Rows from a figure dataset
-----

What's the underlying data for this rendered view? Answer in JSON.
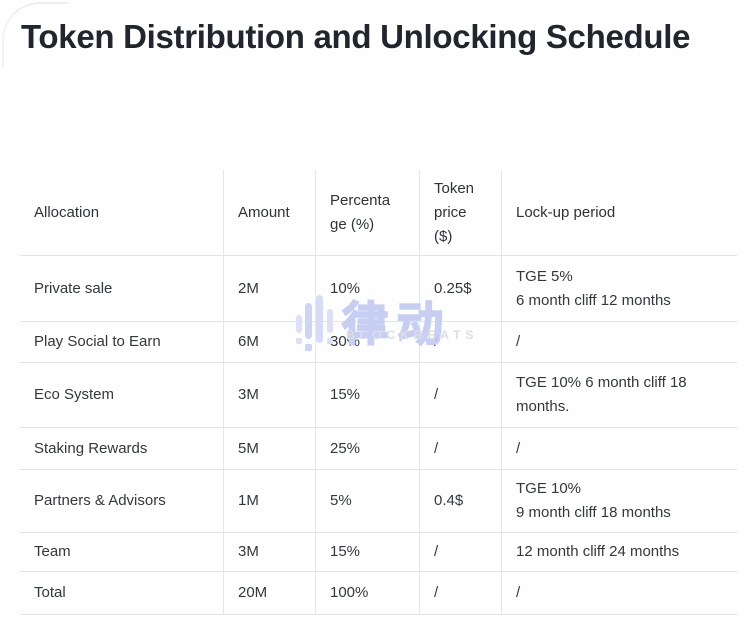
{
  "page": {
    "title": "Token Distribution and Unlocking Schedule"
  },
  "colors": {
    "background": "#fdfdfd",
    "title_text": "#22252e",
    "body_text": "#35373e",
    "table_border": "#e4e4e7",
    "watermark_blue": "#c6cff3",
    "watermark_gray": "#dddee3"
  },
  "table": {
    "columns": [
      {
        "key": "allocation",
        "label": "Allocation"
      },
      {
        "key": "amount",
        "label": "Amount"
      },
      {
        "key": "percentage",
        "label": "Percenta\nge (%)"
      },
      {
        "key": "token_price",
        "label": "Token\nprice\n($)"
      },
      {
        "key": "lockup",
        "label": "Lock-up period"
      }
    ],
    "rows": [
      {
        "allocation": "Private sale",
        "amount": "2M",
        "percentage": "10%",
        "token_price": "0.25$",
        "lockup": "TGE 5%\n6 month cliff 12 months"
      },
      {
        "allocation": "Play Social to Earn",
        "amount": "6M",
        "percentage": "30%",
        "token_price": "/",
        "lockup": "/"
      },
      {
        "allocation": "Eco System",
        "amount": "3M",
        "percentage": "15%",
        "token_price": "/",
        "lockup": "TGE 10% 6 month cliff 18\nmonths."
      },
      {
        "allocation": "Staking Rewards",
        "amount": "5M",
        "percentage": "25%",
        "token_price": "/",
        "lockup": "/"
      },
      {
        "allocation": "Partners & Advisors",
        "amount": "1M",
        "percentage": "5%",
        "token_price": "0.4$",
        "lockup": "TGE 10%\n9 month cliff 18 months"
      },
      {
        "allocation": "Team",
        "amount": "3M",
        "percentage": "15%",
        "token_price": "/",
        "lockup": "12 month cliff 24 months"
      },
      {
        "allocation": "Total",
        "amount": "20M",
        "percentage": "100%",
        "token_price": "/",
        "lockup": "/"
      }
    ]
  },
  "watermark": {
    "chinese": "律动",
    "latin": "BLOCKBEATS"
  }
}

-----

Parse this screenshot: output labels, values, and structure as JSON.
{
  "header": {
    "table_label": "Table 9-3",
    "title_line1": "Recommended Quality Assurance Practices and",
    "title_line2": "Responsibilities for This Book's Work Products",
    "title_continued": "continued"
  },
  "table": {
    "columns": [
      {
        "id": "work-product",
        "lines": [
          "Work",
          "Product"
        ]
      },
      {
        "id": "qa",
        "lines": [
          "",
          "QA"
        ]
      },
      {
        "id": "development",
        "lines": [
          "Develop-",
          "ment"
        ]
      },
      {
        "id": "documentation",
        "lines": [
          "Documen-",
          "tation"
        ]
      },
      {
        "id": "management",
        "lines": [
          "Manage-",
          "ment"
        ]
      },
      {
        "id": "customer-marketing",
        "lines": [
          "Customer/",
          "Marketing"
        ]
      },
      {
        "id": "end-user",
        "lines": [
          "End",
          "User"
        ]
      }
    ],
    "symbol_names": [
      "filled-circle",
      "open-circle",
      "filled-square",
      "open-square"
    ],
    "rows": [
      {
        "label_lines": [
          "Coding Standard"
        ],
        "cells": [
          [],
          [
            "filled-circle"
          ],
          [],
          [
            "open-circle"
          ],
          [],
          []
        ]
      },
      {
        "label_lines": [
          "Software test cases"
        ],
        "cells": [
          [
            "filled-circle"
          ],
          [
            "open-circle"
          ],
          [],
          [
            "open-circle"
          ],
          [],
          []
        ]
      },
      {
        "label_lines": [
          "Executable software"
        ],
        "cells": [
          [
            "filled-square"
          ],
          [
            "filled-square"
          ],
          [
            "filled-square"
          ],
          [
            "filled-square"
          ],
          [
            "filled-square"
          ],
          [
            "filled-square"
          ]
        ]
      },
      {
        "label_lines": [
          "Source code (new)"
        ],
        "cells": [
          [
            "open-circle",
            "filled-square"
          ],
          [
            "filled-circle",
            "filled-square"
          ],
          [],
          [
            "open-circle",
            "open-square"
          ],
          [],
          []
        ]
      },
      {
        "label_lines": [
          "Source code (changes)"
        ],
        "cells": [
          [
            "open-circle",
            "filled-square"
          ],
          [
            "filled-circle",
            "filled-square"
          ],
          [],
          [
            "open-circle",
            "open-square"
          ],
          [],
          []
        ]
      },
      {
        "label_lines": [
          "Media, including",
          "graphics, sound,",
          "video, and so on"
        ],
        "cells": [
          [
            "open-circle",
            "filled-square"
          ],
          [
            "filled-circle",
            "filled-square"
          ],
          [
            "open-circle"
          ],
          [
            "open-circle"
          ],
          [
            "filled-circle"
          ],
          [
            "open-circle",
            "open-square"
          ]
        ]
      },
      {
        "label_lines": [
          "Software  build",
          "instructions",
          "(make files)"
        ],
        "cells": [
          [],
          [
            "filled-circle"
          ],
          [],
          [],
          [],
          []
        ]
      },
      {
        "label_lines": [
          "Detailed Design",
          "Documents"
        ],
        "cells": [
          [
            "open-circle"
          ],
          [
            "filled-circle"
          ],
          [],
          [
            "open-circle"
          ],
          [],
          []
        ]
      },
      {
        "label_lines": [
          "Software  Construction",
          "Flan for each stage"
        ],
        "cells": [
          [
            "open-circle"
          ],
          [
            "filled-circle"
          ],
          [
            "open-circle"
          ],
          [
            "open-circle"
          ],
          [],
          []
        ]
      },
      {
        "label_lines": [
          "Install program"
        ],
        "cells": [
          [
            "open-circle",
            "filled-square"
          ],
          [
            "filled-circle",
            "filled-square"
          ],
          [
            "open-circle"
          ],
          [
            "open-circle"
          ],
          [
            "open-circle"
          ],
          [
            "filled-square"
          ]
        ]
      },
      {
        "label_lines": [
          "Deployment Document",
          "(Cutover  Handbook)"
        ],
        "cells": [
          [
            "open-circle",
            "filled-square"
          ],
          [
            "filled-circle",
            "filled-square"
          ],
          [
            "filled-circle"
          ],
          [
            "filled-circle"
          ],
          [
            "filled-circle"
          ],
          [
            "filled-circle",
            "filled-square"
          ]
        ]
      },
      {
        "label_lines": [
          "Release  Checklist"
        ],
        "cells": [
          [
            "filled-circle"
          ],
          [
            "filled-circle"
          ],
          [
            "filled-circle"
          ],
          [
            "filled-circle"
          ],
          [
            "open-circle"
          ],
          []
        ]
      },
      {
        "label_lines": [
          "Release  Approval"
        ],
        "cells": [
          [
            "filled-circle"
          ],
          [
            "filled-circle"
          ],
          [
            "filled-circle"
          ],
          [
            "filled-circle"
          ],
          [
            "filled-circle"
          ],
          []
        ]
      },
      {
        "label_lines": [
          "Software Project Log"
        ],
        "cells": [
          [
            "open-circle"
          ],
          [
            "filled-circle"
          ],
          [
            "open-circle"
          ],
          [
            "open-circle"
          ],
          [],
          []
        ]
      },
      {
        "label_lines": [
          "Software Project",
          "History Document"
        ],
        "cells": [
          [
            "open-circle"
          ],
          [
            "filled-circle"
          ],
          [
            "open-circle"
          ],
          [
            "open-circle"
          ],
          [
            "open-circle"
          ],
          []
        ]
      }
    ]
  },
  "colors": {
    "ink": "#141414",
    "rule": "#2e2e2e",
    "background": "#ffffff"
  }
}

-----

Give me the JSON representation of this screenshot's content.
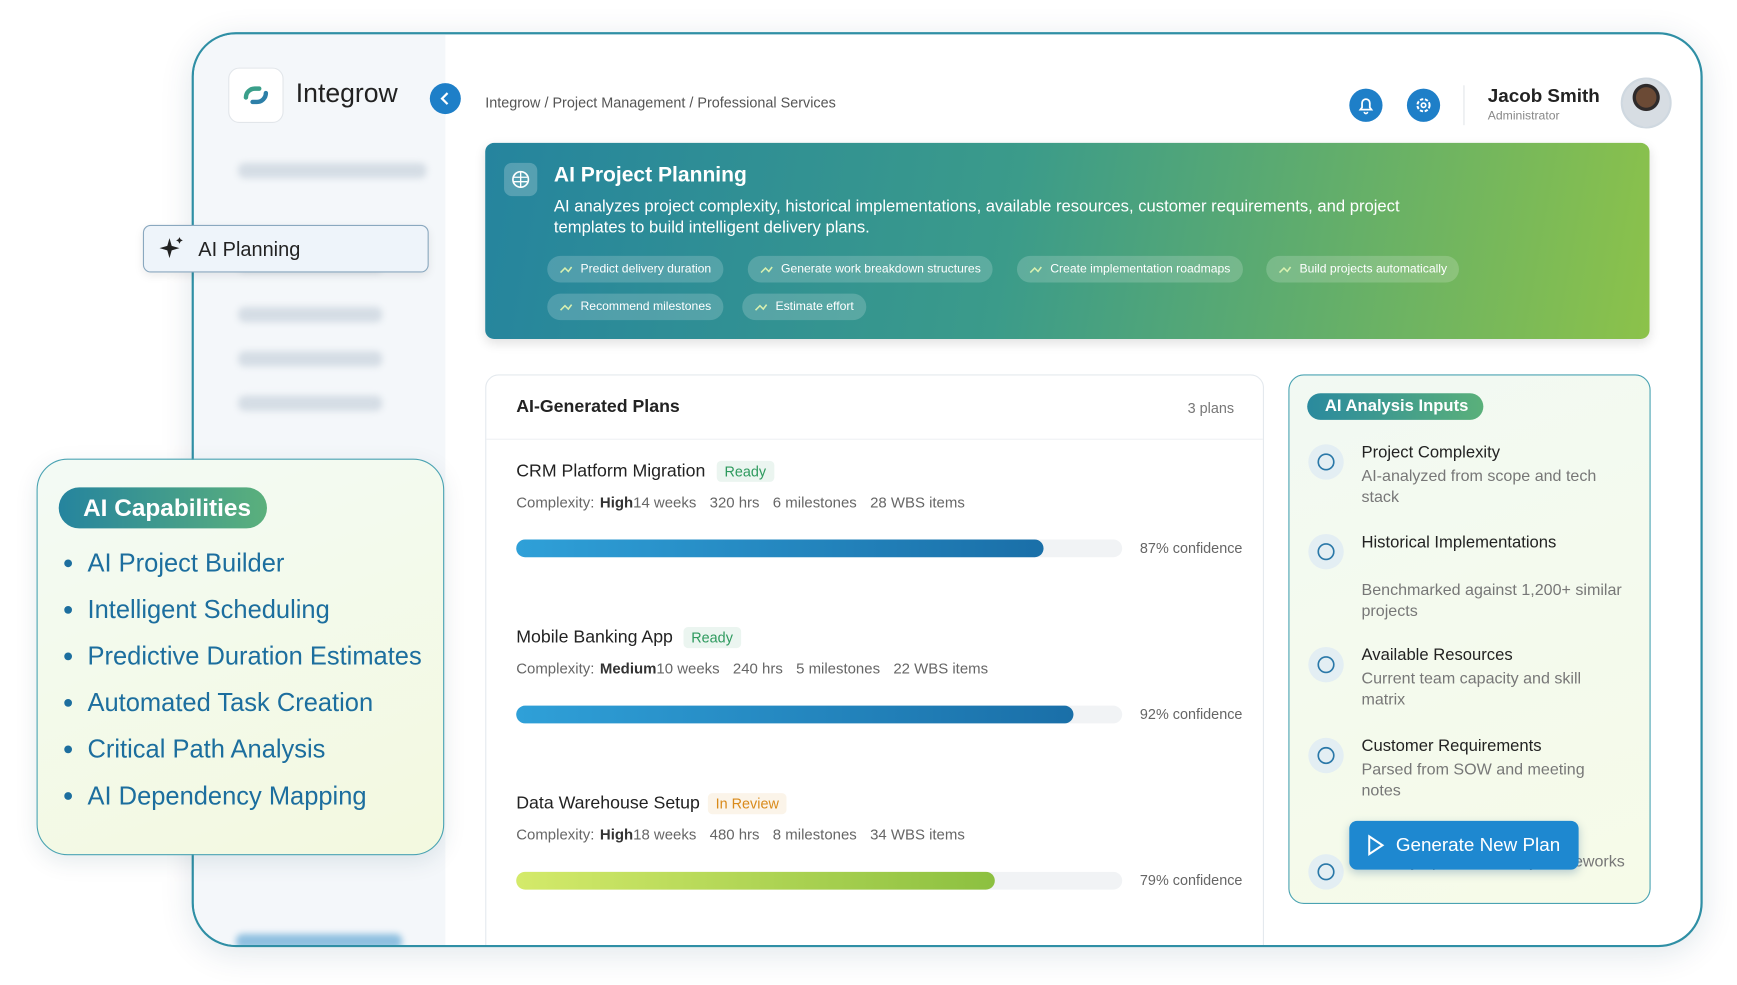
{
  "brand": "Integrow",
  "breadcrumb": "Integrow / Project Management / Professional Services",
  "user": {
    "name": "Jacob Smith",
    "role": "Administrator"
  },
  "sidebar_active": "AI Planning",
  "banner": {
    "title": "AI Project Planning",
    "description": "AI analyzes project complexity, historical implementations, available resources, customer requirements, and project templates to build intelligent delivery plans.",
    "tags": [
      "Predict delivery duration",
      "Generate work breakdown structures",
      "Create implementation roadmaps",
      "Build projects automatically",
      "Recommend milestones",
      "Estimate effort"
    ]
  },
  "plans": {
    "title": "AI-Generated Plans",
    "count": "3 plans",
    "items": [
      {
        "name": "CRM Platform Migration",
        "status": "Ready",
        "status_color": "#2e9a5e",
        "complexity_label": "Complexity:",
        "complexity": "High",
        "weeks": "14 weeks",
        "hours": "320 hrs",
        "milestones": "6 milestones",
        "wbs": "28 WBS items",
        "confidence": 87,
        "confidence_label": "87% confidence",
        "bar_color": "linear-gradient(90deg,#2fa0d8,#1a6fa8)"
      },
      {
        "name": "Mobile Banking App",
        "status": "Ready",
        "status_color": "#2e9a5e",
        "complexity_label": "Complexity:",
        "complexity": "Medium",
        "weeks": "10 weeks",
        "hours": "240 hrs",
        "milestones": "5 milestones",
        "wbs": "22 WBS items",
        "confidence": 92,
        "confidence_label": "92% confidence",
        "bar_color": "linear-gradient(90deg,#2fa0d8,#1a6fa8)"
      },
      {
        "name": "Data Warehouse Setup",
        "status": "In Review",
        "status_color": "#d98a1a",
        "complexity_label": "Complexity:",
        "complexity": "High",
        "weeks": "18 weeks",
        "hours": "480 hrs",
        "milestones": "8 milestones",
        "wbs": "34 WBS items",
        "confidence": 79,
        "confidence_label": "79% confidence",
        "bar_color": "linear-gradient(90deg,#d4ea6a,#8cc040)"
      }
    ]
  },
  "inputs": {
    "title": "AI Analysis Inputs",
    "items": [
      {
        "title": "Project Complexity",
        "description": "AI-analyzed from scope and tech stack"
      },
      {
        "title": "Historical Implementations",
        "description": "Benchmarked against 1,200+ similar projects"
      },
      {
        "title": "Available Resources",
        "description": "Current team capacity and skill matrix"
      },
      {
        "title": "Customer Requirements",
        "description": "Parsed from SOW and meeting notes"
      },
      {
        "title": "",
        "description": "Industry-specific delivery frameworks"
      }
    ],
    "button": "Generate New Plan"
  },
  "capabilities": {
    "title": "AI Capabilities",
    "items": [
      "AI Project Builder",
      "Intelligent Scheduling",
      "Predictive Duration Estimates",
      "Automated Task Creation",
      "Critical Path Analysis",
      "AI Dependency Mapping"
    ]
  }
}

-----

Among the entries above, how many lines include the word "Analysis"? Reply with the number only.

2